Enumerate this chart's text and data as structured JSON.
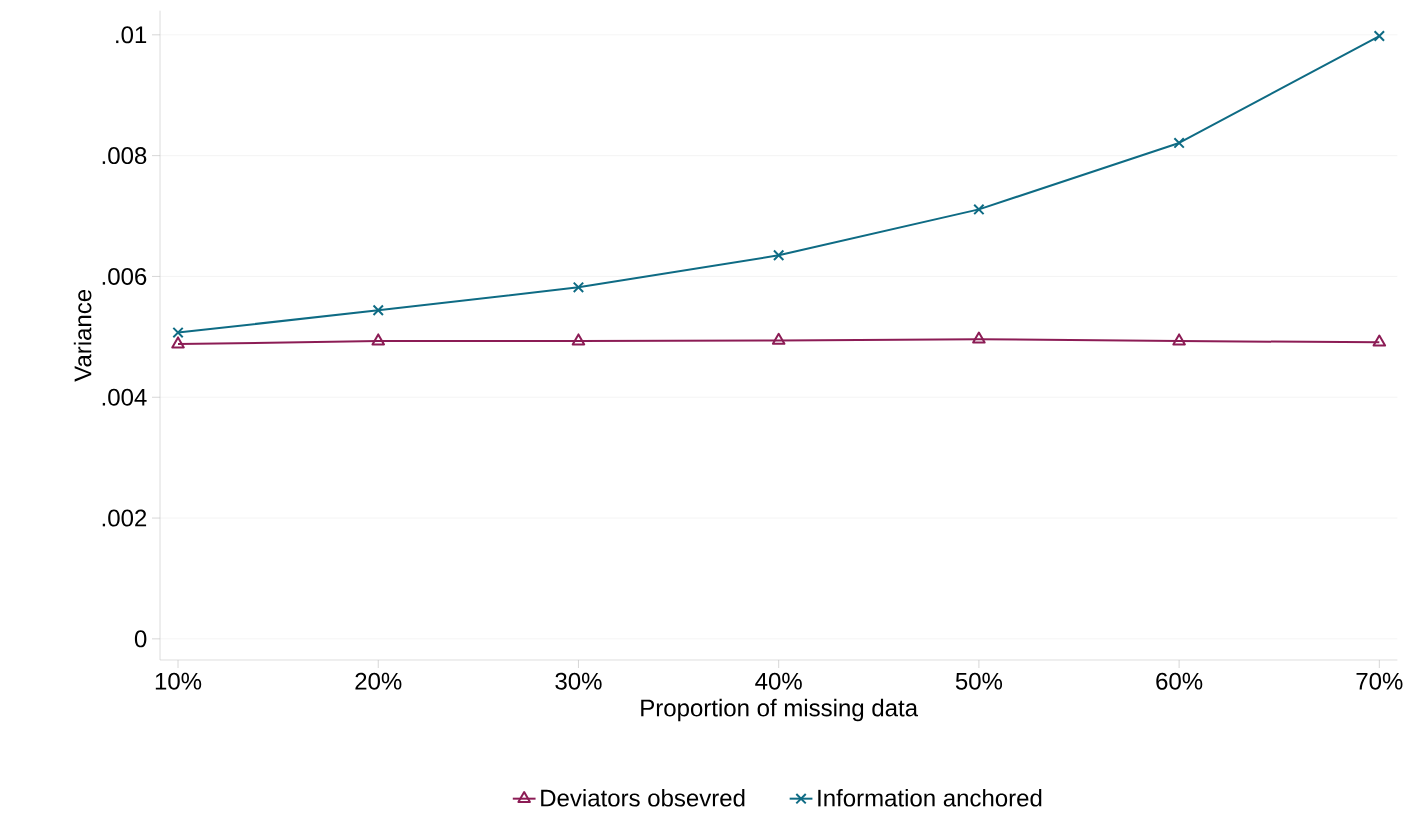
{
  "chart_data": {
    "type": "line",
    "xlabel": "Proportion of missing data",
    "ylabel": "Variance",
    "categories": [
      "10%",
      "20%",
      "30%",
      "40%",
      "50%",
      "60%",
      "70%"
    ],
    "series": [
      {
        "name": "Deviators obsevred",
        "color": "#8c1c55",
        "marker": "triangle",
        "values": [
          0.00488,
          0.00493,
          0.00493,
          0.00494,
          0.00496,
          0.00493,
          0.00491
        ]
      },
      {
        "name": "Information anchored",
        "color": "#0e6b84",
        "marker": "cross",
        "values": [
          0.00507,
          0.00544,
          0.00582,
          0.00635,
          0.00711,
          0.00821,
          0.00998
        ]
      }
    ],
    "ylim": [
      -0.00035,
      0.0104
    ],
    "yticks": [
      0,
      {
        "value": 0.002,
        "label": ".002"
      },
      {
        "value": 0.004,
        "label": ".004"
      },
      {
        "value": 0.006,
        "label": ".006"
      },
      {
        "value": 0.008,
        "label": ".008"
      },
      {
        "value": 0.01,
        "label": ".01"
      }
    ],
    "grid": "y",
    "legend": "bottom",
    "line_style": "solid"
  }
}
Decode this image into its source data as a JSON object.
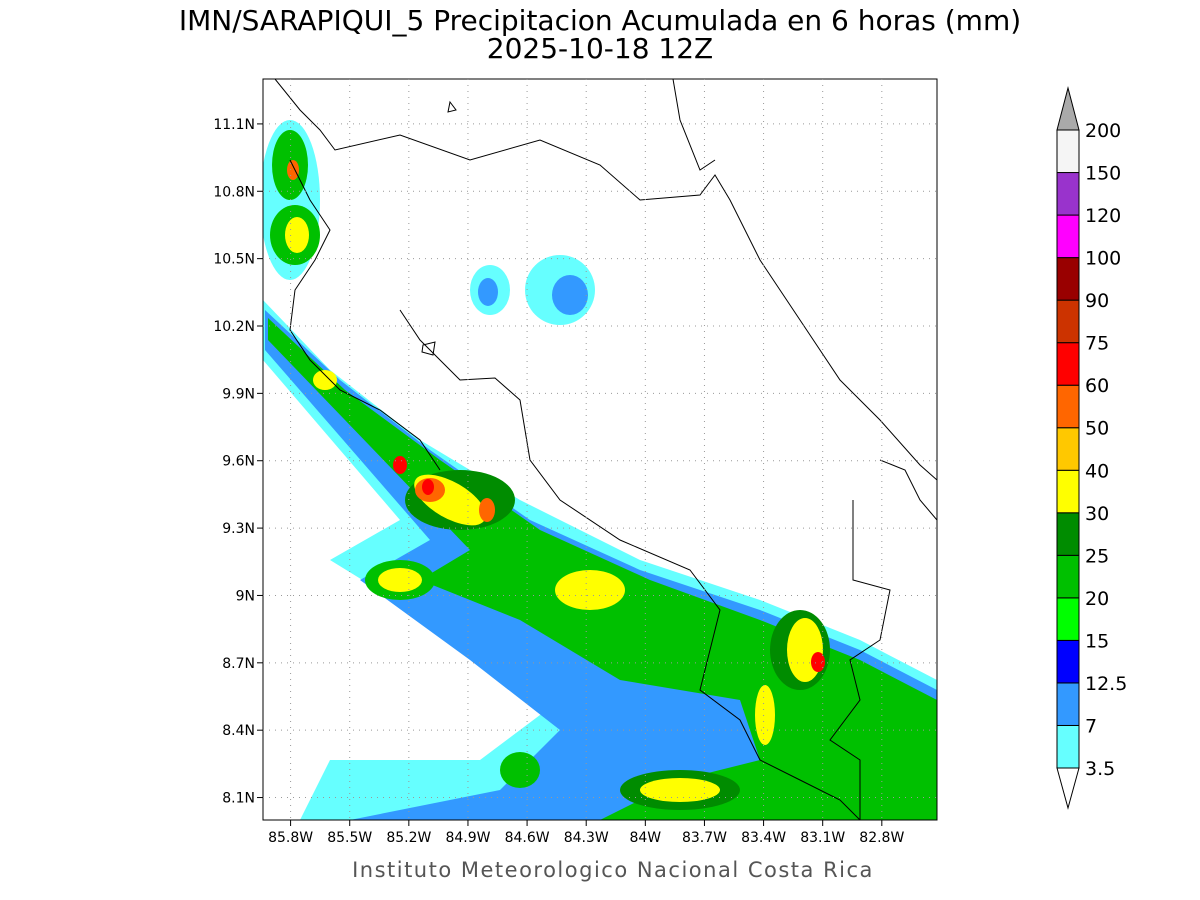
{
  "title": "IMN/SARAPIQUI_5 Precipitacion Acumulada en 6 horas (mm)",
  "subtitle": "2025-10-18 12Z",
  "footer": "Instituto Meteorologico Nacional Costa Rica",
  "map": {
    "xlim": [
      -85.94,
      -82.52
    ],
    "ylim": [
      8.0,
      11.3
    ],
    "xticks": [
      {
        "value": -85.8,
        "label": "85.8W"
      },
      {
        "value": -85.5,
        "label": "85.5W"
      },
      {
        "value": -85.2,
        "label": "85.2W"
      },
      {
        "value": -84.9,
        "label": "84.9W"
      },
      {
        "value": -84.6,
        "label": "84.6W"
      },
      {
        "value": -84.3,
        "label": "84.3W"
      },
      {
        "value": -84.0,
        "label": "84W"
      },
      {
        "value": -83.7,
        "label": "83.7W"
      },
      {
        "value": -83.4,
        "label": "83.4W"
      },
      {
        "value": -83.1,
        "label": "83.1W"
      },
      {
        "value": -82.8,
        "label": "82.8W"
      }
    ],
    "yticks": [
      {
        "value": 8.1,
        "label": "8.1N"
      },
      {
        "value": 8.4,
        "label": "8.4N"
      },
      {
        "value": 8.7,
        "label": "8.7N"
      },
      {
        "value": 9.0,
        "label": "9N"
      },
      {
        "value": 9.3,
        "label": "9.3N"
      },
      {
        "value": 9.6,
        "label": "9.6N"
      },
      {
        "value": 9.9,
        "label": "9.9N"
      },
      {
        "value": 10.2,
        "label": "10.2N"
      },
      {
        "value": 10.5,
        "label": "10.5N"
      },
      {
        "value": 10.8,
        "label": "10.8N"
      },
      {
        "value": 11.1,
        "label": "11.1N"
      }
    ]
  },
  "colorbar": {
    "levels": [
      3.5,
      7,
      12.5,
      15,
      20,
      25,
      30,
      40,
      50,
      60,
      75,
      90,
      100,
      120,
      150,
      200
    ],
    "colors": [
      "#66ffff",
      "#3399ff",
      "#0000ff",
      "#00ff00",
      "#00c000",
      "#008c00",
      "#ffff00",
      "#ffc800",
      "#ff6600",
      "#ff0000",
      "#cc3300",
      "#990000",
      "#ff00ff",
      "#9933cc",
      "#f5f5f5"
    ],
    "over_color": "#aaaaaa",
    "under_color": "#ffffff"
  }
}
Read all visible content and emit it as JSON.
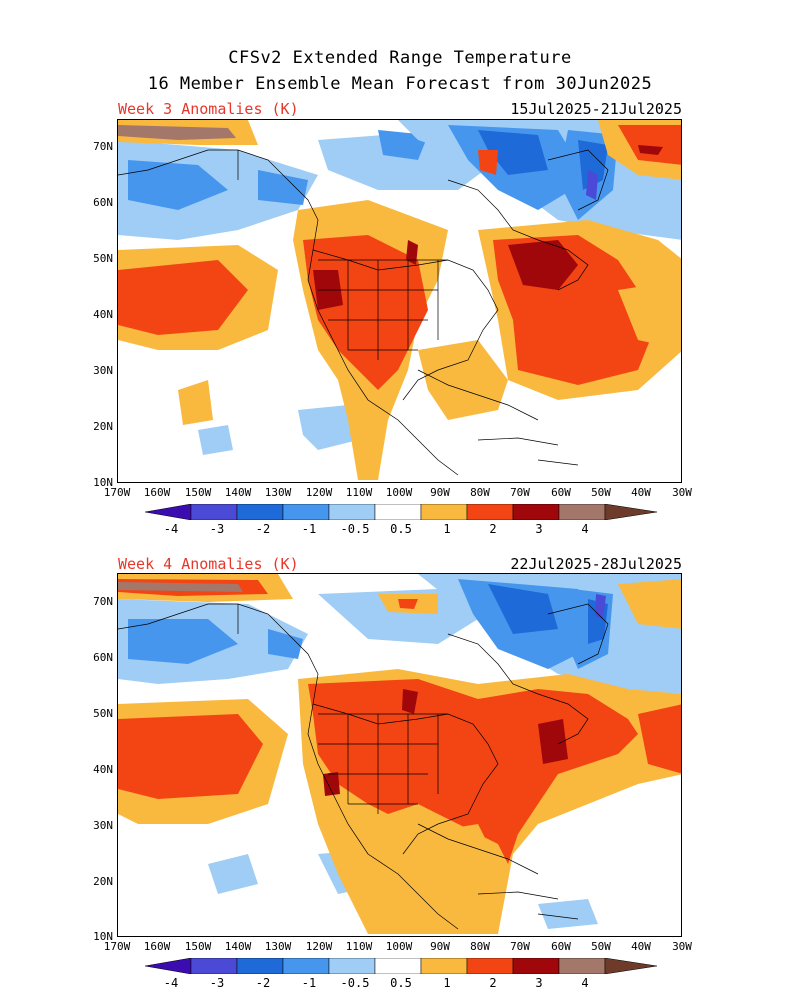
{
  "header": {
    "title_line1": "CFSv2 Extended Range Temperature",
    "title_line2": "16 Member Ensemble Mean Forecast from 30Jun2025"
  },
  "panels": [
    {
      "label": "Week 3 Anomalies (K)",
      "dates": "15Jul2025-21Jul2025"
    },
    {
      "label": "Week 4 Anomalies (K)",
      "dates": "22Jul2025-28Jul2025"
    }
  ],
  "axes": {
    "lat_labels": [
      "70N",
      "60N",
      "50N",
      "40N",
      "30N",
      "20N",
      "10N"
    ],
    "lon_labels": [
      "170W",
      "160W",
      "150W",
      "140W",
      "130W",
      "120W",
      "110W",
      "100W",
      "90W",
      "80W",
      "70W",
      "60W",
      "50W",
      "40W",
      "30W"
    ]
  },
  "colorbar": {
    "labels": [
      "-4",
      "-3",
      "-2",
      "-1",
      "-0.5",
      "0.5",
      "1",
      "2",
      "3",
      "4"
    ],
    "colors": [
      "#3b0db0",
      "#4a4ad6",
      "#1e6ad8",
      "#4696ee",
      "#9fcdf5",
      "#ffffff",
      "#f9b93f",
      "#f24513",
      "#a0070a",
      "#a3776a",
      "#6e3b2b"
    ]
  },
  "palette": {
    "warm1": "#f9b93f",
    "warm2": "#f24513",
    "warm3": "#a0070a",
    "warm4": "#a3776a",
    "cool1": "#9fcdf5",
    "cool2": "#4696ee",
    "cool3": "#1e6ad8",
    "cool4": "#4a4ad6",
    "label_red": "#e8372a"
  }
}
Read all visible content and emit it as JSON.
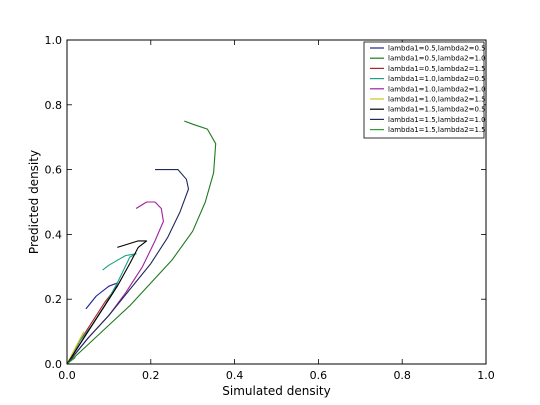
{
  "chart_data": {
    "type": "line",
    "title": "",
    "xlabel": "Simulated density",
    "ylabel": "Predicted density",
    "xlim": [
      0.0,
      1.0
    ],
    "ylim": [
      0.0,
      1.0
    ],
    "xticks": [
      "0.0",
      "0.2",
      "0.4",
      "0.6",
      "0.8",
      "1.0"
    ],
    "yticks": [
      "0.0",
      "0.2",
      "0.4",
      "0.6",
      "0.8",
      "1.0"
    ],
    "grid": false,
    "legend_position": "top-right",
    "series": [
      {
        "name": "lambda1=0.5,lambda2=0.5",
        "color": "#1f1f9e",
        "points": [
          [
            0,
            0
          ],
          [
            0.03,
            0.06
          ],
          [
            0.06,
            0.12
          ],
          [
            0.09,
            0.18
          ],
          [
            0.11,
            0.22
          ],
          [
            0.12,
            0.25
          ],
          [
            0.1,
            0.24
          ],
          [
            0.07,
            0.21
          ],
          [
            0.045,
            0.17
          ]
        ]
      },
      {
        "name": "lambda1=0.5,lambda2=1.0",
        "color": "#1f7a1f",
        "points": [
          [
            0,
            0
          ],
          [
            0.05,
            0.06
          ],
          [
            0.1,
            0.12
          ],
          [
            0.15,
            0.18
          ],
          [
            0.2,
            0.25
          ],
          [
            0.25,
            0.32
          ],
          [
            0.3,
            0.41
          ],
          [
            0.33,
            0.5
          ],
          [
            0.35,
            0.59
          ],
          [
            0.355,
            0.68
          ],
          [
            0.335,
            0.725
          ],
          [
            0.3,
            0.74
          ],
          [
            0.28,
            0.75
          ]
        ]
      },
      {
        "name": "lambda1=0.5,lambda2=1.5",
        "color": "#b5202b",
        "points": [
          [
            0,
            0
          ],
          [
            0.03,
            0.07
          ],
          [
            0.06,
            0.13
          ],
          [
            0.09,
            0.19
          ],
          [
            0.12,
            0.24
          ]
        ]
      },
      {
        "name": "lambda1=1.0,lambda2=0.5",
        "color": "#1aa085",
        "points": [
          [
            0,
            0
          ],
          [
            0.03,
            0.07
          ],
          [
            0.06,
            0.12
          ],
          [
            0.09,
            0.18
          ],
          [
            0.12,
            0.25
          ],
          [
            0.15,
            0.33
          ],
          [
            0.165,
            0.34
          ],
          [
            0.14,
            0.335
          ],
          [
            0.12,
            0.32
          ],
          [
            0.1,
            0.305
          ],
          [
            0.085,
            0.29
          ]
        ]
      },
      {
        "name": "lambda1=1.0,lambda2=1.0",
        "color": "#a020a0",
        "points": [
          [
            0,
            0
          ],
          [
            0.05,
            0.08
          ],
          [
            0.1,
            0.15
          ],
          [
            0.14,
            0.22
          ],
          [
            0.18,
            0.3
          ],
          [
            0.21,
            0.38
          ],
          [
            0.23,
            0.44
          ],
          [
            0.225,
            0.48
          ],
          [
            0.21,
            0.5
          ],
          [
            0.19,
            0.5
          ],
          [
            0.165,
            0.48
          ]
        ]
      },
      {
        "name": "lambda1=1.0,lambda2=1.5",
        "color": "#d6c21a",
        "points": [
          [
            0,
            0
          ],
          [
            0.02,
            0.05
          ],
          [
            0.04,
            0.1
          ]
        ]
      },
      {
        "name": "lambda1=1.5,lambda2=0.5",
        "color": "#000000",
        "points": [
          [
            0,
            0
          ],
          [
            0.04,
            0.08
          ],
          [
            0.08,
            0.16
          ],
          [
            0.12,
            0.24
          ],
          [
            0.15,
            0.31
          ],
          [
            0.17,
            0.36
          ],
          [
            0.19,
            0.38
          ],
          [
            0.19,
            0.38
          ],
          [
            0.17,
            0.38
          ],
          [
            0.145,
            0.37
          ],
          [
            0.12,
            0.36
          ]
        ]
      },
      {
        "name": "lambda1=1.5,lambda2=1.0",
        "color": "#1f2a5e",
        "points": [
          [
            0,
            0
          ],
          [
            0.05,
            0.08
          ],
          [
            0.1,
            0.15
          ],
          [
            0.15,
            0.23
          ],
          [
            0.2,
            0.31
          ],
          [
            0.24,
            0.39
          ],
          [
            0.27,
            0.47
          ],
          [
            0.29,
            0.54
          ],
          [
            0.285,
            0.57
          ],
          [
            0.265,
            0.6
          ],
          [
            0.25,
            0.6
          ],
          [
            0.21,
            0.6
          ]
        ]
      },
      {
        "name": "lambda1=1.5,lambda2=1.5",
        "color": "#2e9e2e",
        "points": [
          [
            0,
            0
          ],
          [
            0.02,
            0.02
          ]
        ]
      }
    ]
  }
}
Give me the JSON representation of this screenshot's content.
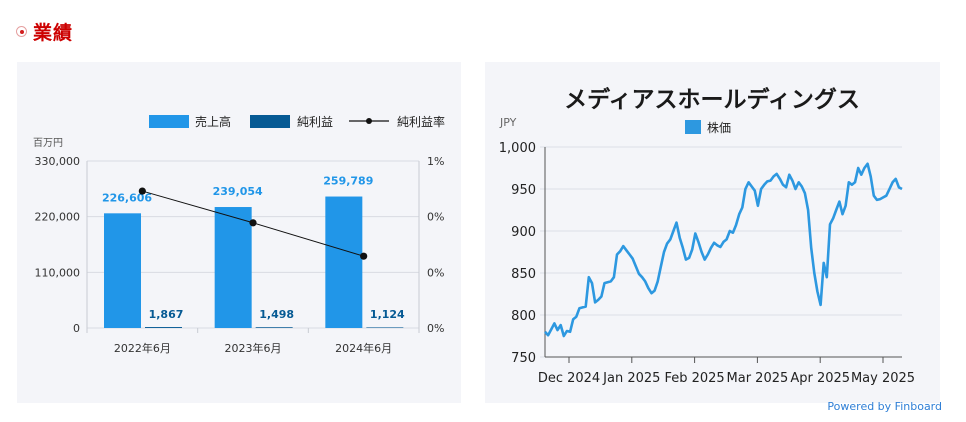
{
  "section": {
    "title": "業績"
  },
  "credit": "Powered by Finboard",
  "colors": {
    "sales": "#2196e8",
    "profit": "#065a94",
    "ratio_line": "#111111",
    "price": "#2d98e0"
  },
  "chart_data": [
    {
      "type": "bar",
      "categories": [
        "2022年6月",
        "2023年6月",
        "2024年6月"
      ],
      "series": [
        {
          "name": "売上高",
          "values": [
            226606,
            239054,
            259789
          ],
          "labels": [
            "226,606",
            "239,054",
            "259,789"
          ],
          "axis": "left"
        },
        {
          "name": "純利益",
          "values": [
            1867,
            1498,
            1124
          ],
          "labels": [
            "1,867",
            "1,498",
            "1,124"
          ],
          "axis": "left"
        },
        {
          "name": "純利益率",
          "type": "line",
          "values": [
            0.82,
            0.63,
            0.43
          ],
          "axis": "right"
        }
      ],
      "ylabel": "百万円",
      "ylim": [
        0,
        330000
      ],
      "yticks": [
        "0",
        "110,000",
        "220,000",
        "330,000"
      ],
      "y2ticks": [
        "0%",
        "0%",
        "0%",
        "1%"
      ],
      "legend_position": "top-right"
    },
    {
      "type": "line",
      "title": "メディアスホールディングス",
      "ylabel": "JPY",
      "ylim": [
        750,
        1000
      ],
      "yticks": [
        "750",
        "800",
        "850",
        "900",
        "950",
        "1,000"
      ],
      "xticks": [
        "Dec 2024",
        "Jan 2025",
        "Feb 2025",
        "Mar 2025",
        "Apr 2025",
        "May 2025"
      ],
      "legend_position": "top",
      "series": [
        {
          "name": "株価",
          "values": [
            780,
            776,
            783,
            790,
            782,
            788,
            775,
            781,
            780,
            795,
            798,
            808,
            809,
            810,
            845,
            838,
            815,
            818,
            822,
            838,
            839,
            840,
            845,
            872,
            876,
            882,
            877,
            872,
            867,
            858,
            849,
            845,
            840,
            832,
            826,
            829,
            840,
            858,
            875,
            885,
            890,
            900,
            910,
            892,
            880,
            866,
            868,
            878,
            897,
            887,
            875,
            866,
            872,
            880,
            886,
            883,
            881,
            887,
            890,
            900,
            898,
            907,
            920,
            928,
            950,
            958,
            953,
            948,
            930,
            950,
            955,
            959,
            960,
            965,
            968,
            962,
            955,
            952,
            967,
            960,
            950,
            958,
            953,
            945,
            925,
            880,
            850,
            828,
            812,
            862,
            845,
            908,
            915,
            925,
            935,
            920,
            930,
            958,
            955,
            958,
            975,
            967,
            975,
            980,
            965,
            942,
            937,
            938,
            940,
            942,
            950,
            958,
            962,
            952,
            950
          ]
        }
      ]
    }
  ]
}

------------------------------------------------------------

__PROBLEM STATEMENT__. Go through the lines above. Select every one that has the string "Anomalies".

__RESULT FOR THIS EXERCISE__.
      "label": "Week 3 Anomalies (K)",
      "label": "Week 4 Anomalies (K)",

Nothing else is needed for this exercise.